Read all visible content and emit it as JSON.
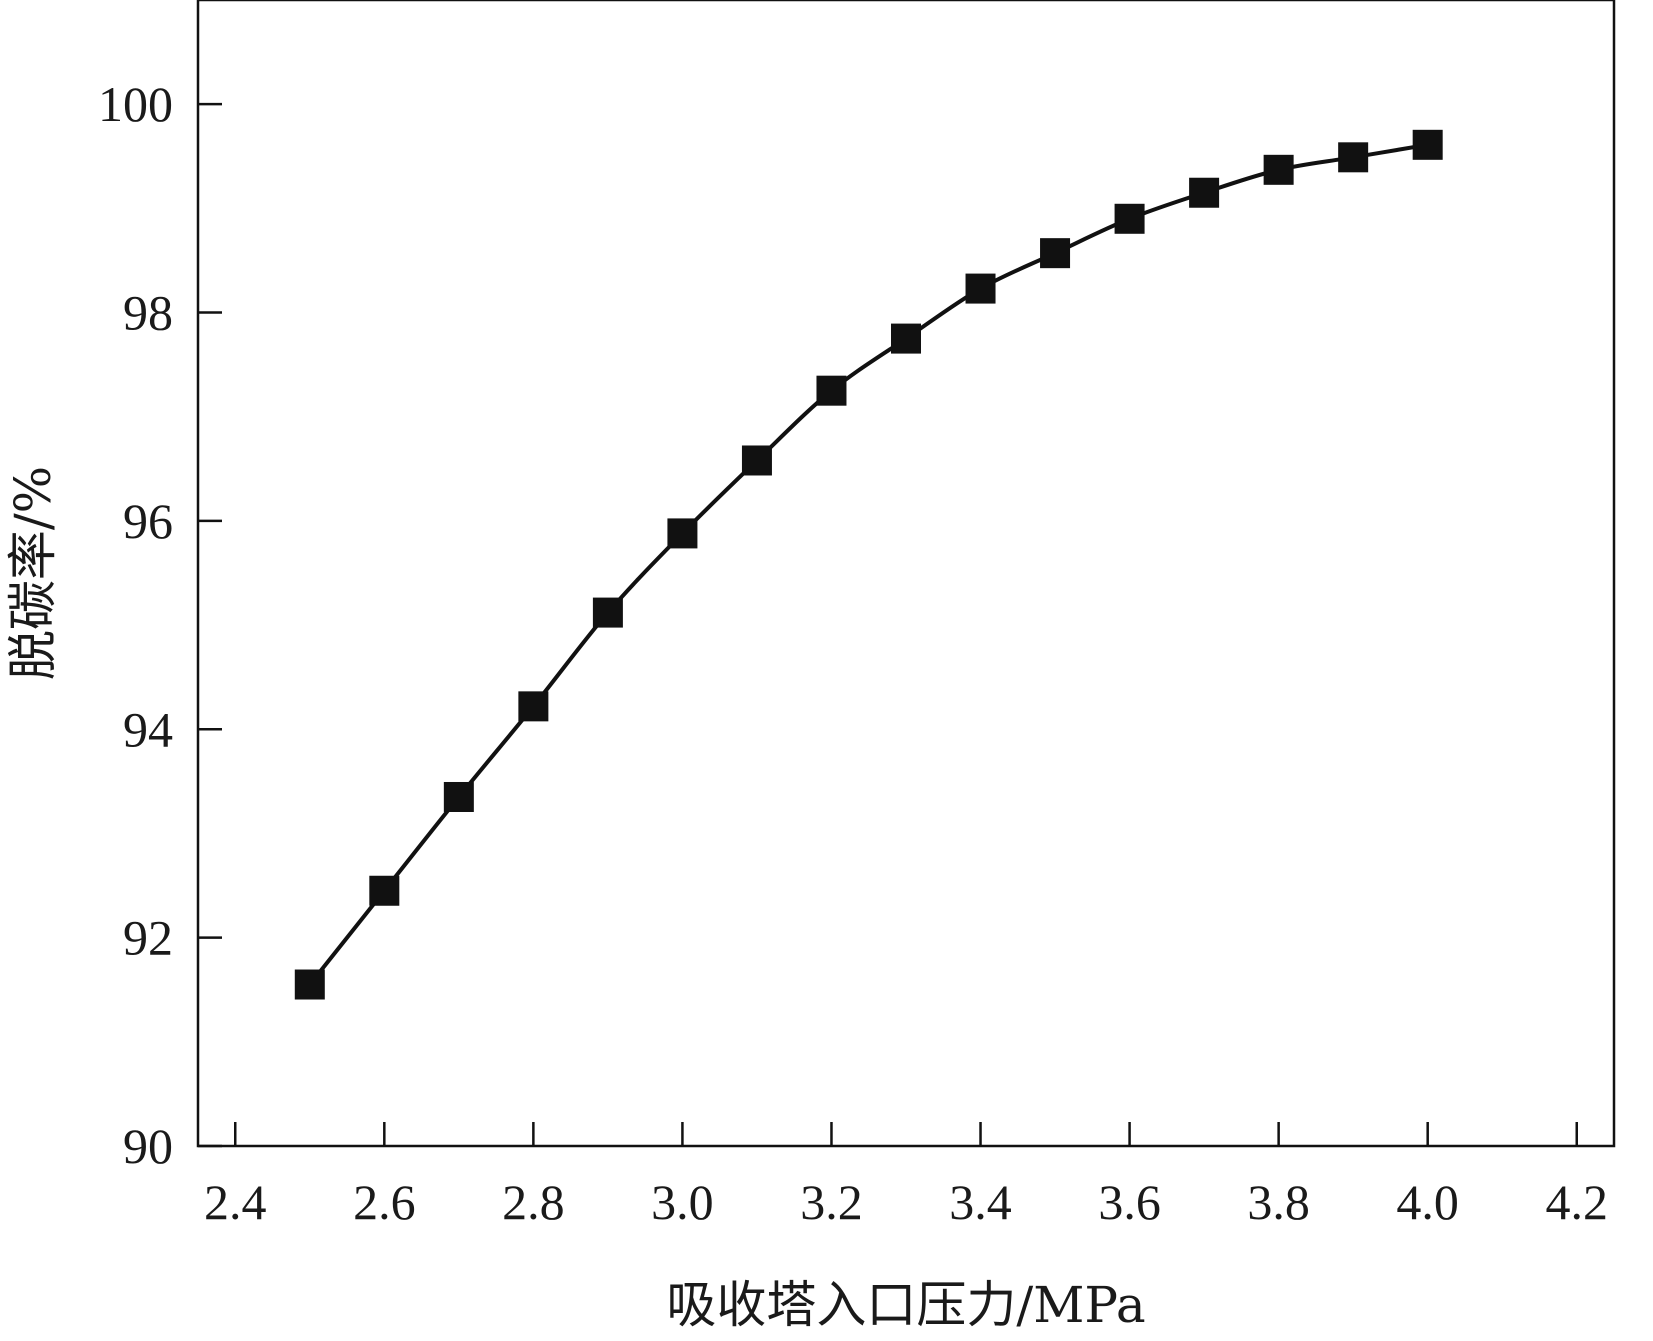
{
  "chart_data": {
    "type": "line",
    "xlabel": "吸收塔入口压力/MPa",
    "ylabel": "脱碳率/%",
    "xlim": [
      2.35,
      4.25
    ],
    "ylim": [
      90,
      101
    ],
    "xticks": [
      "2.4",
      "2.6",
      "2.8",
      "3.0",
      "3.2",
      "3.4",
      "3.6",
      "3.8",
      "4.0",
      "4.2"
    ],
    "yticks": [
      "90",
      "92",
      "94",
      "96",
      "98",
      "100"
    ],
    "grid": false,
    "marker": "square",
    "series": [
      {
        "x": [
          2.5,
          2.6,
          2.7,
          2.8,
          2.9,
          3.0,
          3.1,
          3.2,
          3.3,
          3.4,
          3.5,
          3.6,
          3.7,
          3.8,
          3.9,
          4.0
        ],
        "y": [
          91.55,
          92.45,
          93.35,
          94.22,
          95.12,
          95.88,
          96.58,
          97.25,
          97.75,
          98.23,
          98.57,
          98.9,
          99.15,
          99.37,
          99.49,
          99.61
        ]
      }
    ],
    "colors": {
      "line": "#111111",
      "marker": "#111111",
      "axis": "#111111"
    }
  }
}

-=-=-

= Written problem =
Reproduce every entry word for word, but omit the pictures.

= Written solution =
Read all visible content and emit it as JSON.
{
  "chart_data": {
    "type": "line",
    "xlabel": "吸收塔入口压力/MPa",
    "ylabel": "脱碳率/%",
    "xlim": [
      2.35,
      4.25
    ],
    "ylim": [
      90,
      101
    ],
    "xticks": [
      "2.4",
      "2.6",
      "2.8",
      "3.0",
      "3.2",
      "3.4",
      "3.6",
      "3.8",
      "4.0",
      "4.2"
    ],
    "yticks": [
      "90",
      "92",
      "94",
      "96",
      "98",
      "100"
    ],
    "grid": false,
    "marker": "square",
    "series": [
      {
        "x": [
          2.5,
          2.6,
          2.7,
          2.8,
          2.9,
          3.0,
          3.1,
          3.2,
          3.3,
          3.4,
          3.5,
          3.6,
          3.7,
          3.8,
          3.9,
          4.0
        ],
        "y": [
          91.55,
          92.45,
          93.35,
          94.22,
          95.12,
          95.88,
          96.58,
          97.25,
          97.75,
          98.23,
          98.57,
          98.9,
          99.15,
          99.37,
          99.49,
          99.61
        ]
      }
    ],
    "colors": {
      "line": "#111111",
      "marker": "#111111",
      "axis": "#111111"
    }
  }
}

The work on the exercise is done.